▶ **Problem to work on**
All the records that follow need to be reproduced exactly. Omit the images.

— START —

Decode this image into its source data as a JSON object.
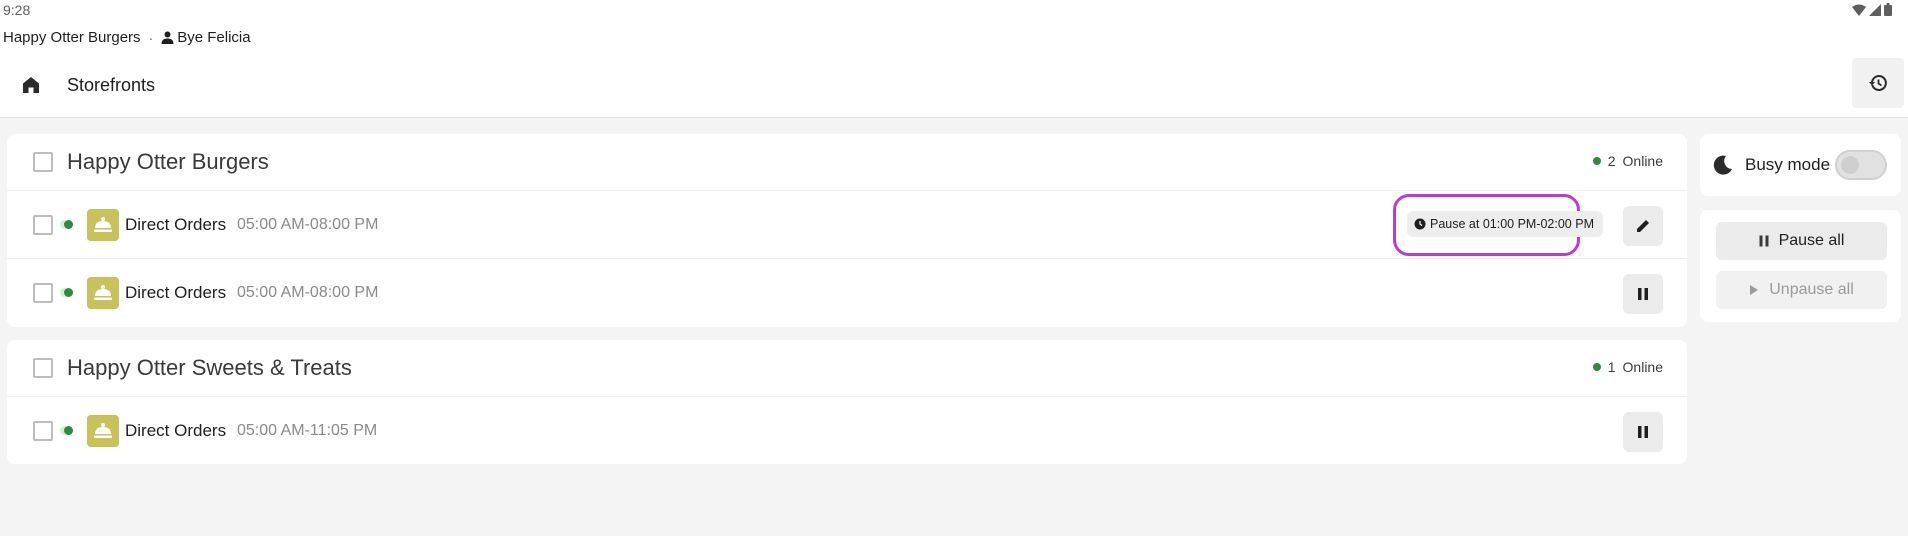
{
  "status_bar": {
    "time": "9:28"
  },
  "account": {
    "business_name": "Happy Otter Burgers",
    "separator": "·",
    "user_name": "Bye Felicia"
  },
  "toolbar": {
    "title": "Storefronts"
  },
  "groups": [
    {
      "title": "Happy Otter Burgers",
      "online_count": "2",
      "online_label": "Online",
      "rows": [
        {
          "name": "Direct Orders",
          "hours": "05:00 AM-08:00 PM",
          "pause_chip": "Pause at 01:00 PM-02:00 PM",
          "action_icon": "pencil-icon"
        },
        {
          "name": "Direct Orders",
          "hours": "05:00 AM-08:00 PM",
          "action_icon": "pause-icon"
        }
      ]
    },
    {
      "title": "Happy Otter Sweets & Treats",
      "online_count": "1",
      "online_label": "Online",
      "rows": [
        {
          "name": "Direct Orders",
          "hours": "05:00 AM-11:05 PM",
          "action_icon": "pause-icon"
        }
      ]
    }
  ],
  "panel": {
    "busy_mode_label": "Busy mode",
    "busy_mode_on": false,
    "pause_all_label": "Pause all",
    "unpause_all_label": "Unpause all"
  },
  "colors": {
    "online": "#2e8b3e",
    "highlight": "#b73ed3",
    "store_icon_bg": "#c9c25a"
  }
}
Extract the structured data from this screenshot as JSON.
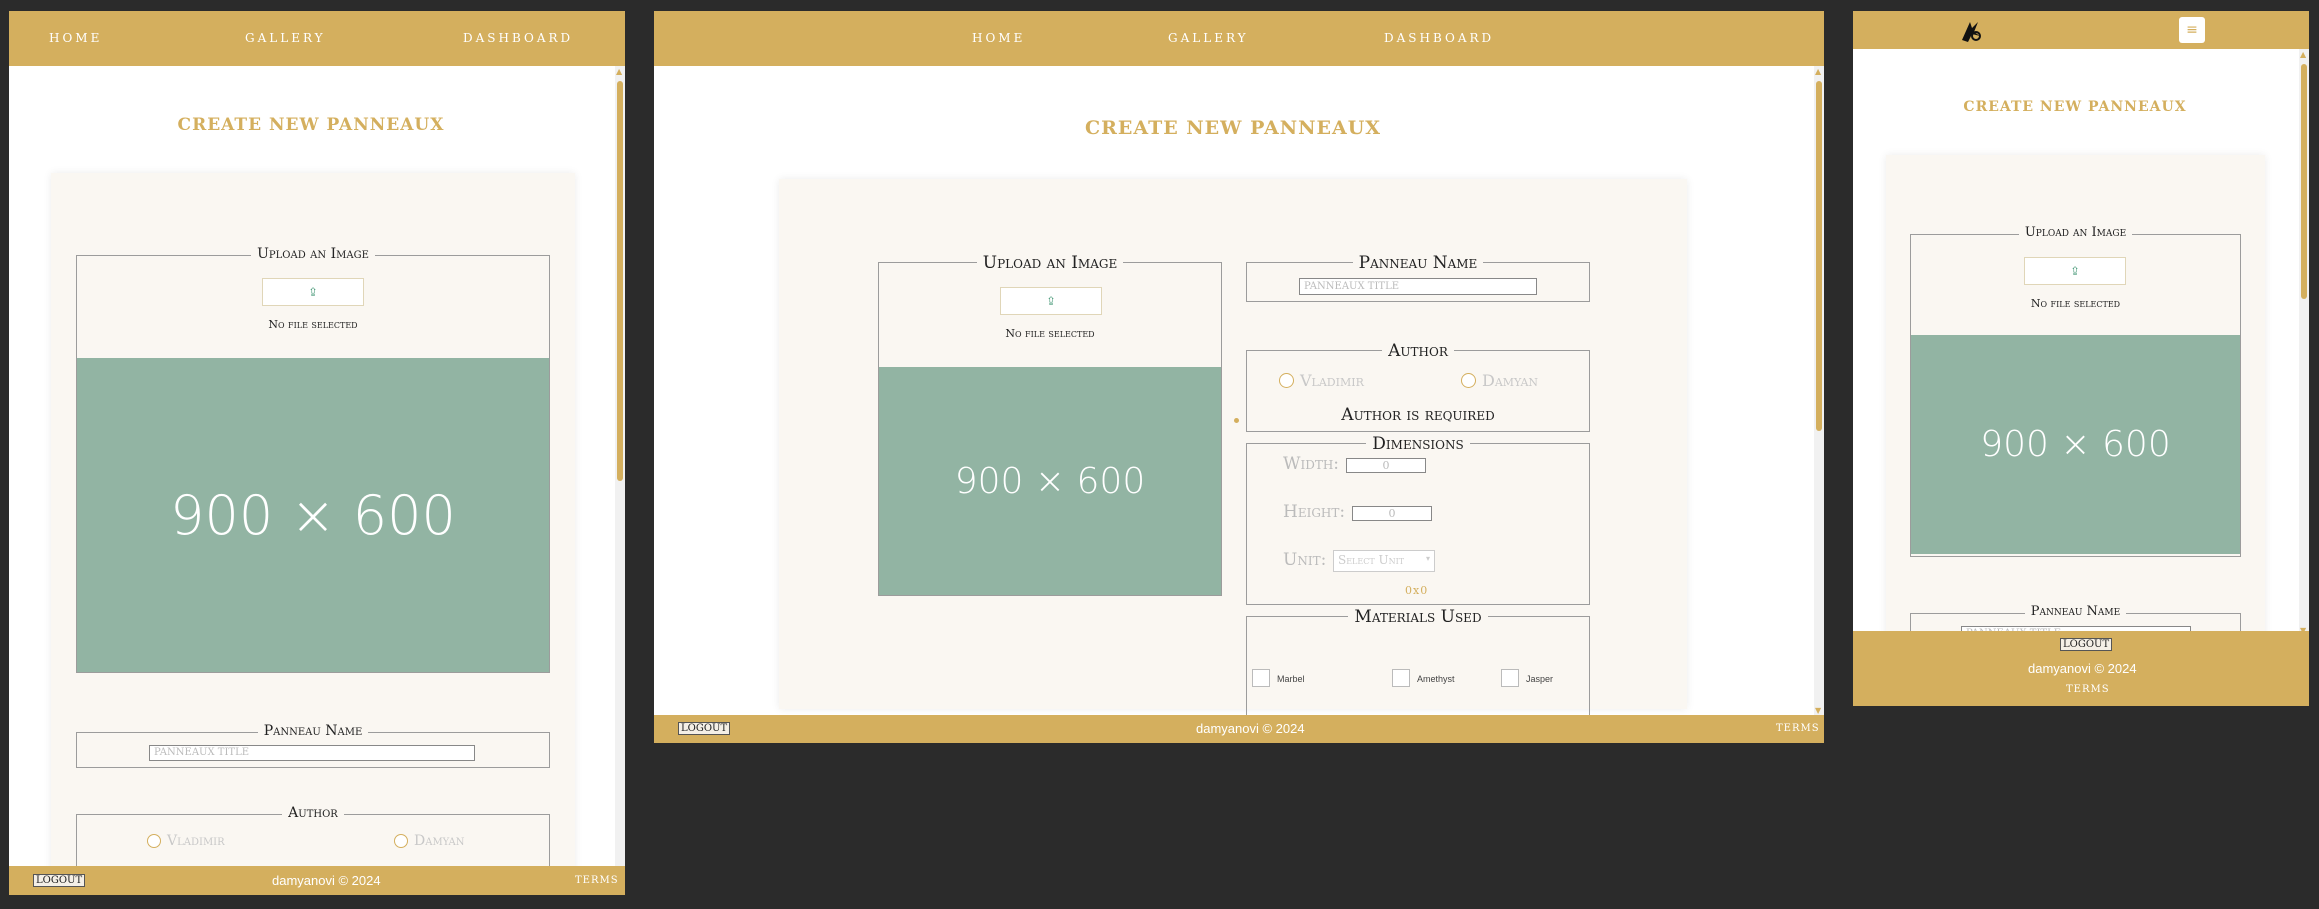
{
  "nav": {
    "home": "Home",
    "gallery": "Gallery",
    "dashboard": "Dashboard"
  },
  "page": {
    "title": "CREATE NEW PANNEAUX"
  },
  "upload": {
    "legend": "Upload an Image",
    "button_icon": "upload-icon",
    "no_file": "No file selected",
    "placeholder_text": "900 × 600"
  },
  "panneau_name": {
    "legend": "Panneau Name",
    "placeholder": "PANNEAUX TITLE"
  },
  "author": {
    "legend": "Author",
    "options": [
      "Vladimir",
      "Damyan"
    ],
    "error": "Author is required"
  },
  "dimensions": {
    "legend": "Dimensions",
    "width_label": "Width:",
    "width_value": "0",
    "height_label": "Height:",
    "height_value": "0",
    "unit_label": "Unit:",
    "unit_placeholder": "Select Unit",
    "preview": "0x0"
  },
  "materials": {
    "legend": "Materials Used",
    "items": [
      "Marbel",
      "Amethyst",
      "Jasper"
    ]
  },
  "footer": {
    "logout": "LOGOUT",
    "copyright": "damyanovi © 2024",
    "terms": "TERMS"
  },
  "colors": {
    "brand_gold": "#d4af5e",
    "placeholder_green": "#92b4a3",
    "card_bg": "#faf7f2",
    "backdrop": "#2b2b2b"
  },
  "icons": {
    "menu": "hamburger-menu-icon",
    "logo": "brand-logo-icon",
    "radio": "radio-circle-icon"
  }
}
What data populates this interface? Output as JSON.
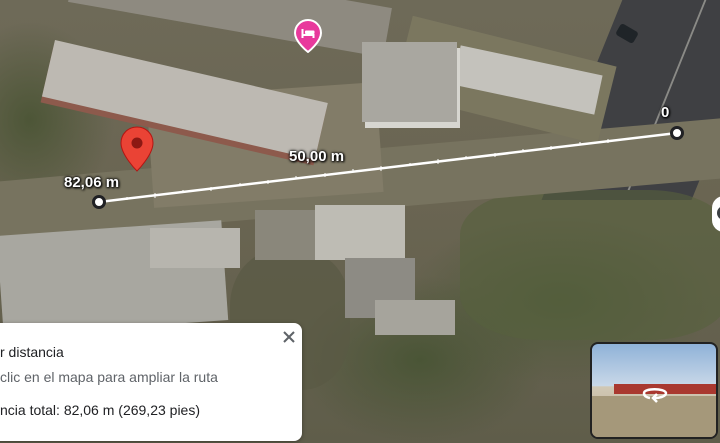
{
  "map": {
    "type": "satellite",
    "distance_labels": {
      "start": "82,06 m",
      "middle": "50,00 m",
      "end": "0"
    },
    "pin_color": "#ea4335",
    "hotel_pin_color": "#e8399c",
    "line_color": "#ffffff"
  },
  "distance_card": {
    "title": "r distancia",
    "hint": "clic en el mapa para ampliar la ruta",
    "total": "ncia total: 82,06 m (269,23 pies)",
    "close_icon": "close-icon"
  },
  "street_view": {
    "icon": "rotate-360-icon"
  }
}
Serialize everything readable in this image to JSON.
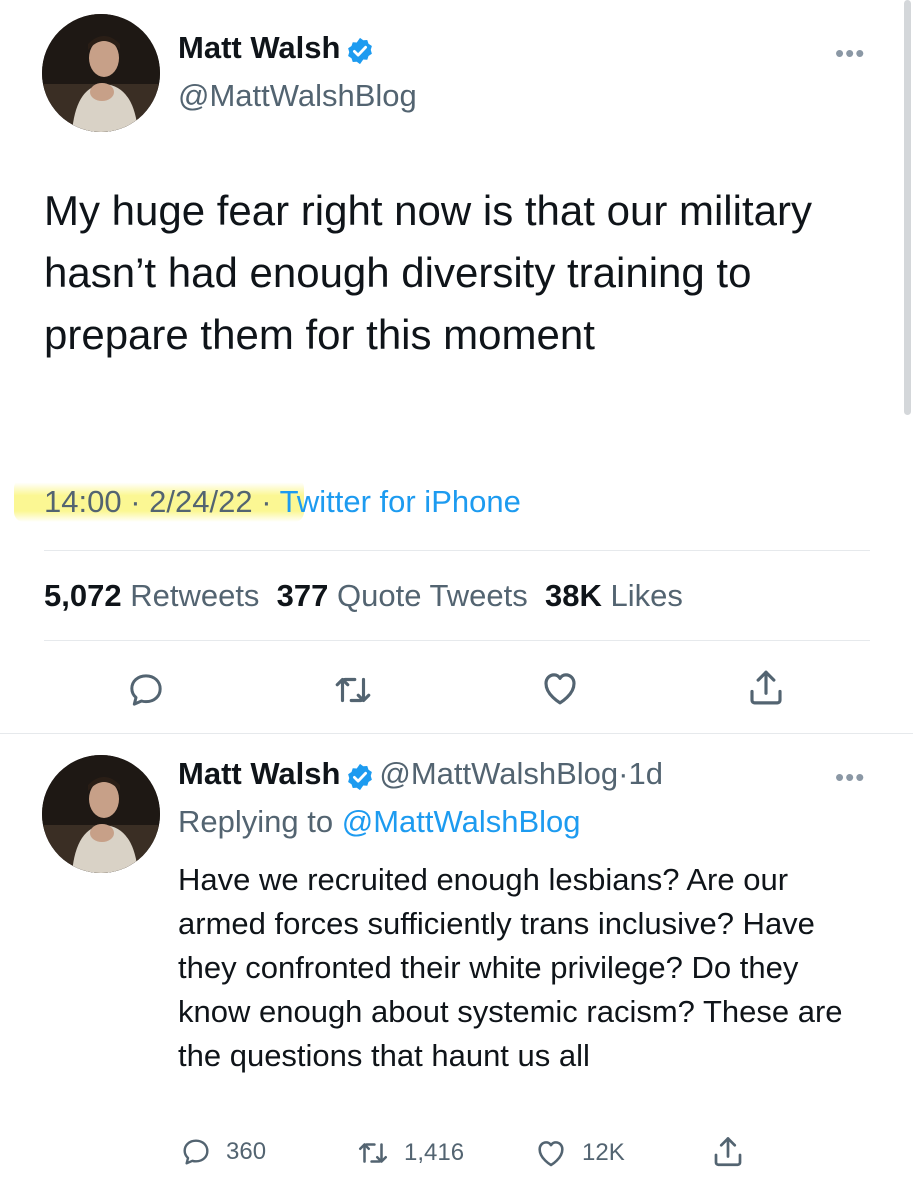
{
  "main_tweet": {
    "author_name": "Matt Walsh",
    "author_handle": "@MattWalshBlog",
    "more_label": "•••",
    "text": "My huge fear right now is that our military hasn’t had enough diversity training to prepare them for this moment",
    "time": "14:00",
    "separator": "·",
    "date": "2/24/22",
    "source": "Twitter for iPhone",
    "stats": {
      "retweets_count": "5,072",
      "retweets_label": "Retweets",
      "quotes_count": "377",
      "quotes_label": "Quote Tweets",
      "likes_count": "38K",
      "likes_label": "Likes"
    },
    "actions": [
      "reply-icon",
      "retweet-icon",
      "like-icon",
      "share-icon"
    ]
  },
  "reply_tweet": {
    "author_name": "Matt Walsh",
    "author_handle": "@MattWalshBlog",
    "time_ago": "1d",
    "separator": "·",
    "more_label": "•••",
    "replying_prefix": "Replying to",
    "replying_to": "@MattWalshBlog",
    "text": "Have we recruited enough lesbians? Are our armed forces sufficiently trans inclusive? Have they confronted their white privilege? Do they know enough about systemic racism? These are the questions that haunt us all",
    "reply_count": "360",
    "retweet_count": "1,416",
    "like_count": "12K"
  },
  "colors": {
    "accent": "#1d9bf0",
    "text": "#0f1419",
    "secondary": "#536471",
    "highlight": "#f6f27a"
  }
}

— END —

▶ **The reply**
Decode this image into its source data as a JSON object.
{
  "status_bar": {
    "time": "9:28"
  },
  "account": {
    "business_name": "Happy Otter Burgers",
    "separator": "·",
    "user_name": "Bye Felicia"
  },
  "toolbar": {
    "title": "Storefronts"
  },
  "groups": [
    {
      "title": "Happy Otter Burgers",
      "online_count": "2",
      "online_label": "Online",
      "rows": [
        {
          "name": "Direct Orders",
          "hours": "05:00 AM-08:00 PM",
          "pause_chip": "Pause at 01:00 PM-02:00 PM",
          "action_icon": "pencil-icon"
        },
        {
          "name": "Direct Orders",
          "hours": "05:00 AM-08:00 PM",
          "action_icon": "pause-icon"
        }
      ]
    },
    {
      "title": "Happy Otter Sweets & Treats",
      "online_count": "1",
      "online_label": "Online",
      "rows": [
        {
          "name": "Direct Orders",
          "hours": "05:00 AM-11:05 PM",
          "action_icon": "pause-icon"
        }
      ]
    }
  ],
  "panel": {
    "busy_mode_label": "Busy mode",
    "busy_mode_on": false,
    "pause_all_label": "Pause all",
    "unpause_all_label": "Unpause all"
  },
  "colors": {
    "online": "#2e8b3e",
    "highlight": "#b73ed3",
    "store_icon_bg": "#c9c25a"
  }
}
Extract the structured data from this screenshot as JSON.
{
  "nav": {
    "home": "Home",
    "gallery": "Gallery",
    "dashboard": "Dashboard"
  },
  "page": {
    "title": "CREATE NEW PANNEAUX"
  },
  "upload": {
    "legend": "Upload an Image",
    "button_icon": "upload-icon",
    "no_file": "No file selected",
    "placeholder_text": "900 × 600"
  },
  "panneau_name": {
    "legend": "Panneau Name",
    "placeholder": "PANNEAUX TITLE"
  },
  "author": {
    "legend": "Author",
    "options": [
      "Vladimir",
      "Damyan"
    ],
    "error": "Author is required"
  },
  "dimensions": {
    "legend": "Dimensions",
    "width_label": "Width:",
    "width_value": "0",
    "height_label": "Height:",
    "height_value": "0",
    "unit_label": "Unit:",
    "unit_placeholder": "Select Unit",
    "preview": "0x0"
  },
  "materials": {
    "legend": "Materials Used",
    "items": [
      "Marbel",
      "Amethyst",
      "Jasper"
    ]
  },
  "footer": {
    "logout": "LOGOUT",
    "copyright": "damyanovi © 2024",
    "terms": "TERMS"
  },
  "colors": {
    "brand_gold": "#d4af5e",
    "placeholder_green": "#92b4a3",
    "card_bg": "#faf7f2",
    "backdrop": "#2b2b2b"
  },
  "icons": {
    "menu": "hamburger-menu-icon",
    "logo": "brand-logo-icon",
    "radio": "radio-circle-icon"
  }
}
What data populates this interface? Output as JSON.
{
  "map": {
    "type": "satellite",
    "distance_labels": {
      "start": "82,06 m",
      "middle": "50,00 m",
      "end": "0"
    },
    "pin_color": "#ea4335",
    "hotel_pin_color": "#e8399c",
    "line_color": "#ffffff"
  },
  "distance_card": {
    "title": "r distancia",
    "hint": "clic en el mapa para ampliar la ruta",
    "total": "ncia total: 82,06 m (269,23 pies)",
    "close_icon": "close-icon"
  },
  "street_view": {
    "icon": "rotate-360-icon"
  }
}
Serialize everything readable in this image to JSON.
{
  "main_tweet": {
    "author_name": "Matt Walsh",
    "author_handle": "@MattWalshBlog",
    "more_label": "•••",
    "text": "My huge fear right now is that our military hasn’t had enough diversity training to prepare them for this moment",
    "time": "14:00",
    "separator": "·",
    "date": "2/24/22",
    "source": "Twitter for iPhone",
    "stats": {
      "retweets_count": "5,072",
      "retweets_label": "Retweets",
      "quotes_count": "377",
      "quotes_label": "Quote Tweets",
      "likes_count": "38K",
      "likes_label": "Likes"
    },
    "actions": [
      "reply-icon",
      "retweet-icon",
      "like-icon",
      "share-icon"
    ]
  },
  "reply_tweet": {
    "author_name": "Matt Walsh",
    "author_handle": "@MattWalshBlog",
    "time_ago": "1d",
    "separator": "·",
    "more_label": "•••",
    "replying_prefix": "Replying to",
    "replying_to": "@MattWalshBlog",
    "text": "Have we recruited enough lesbians? Are our armed forces sufficiently trans inclusive? Have they confronted their white privilege? Do they know enough about systemic racism? These are the questions that haunt us all",
    "reply_count": "360",
    "retweet_count": "1,416",
    "like_count": "12K"
  },
  "colors": {
    "accent": "#1d9bf0",
    "text": "#0f1419",
    "secondary": "#536471",
    "highlight": "#f6f27a"
  }
}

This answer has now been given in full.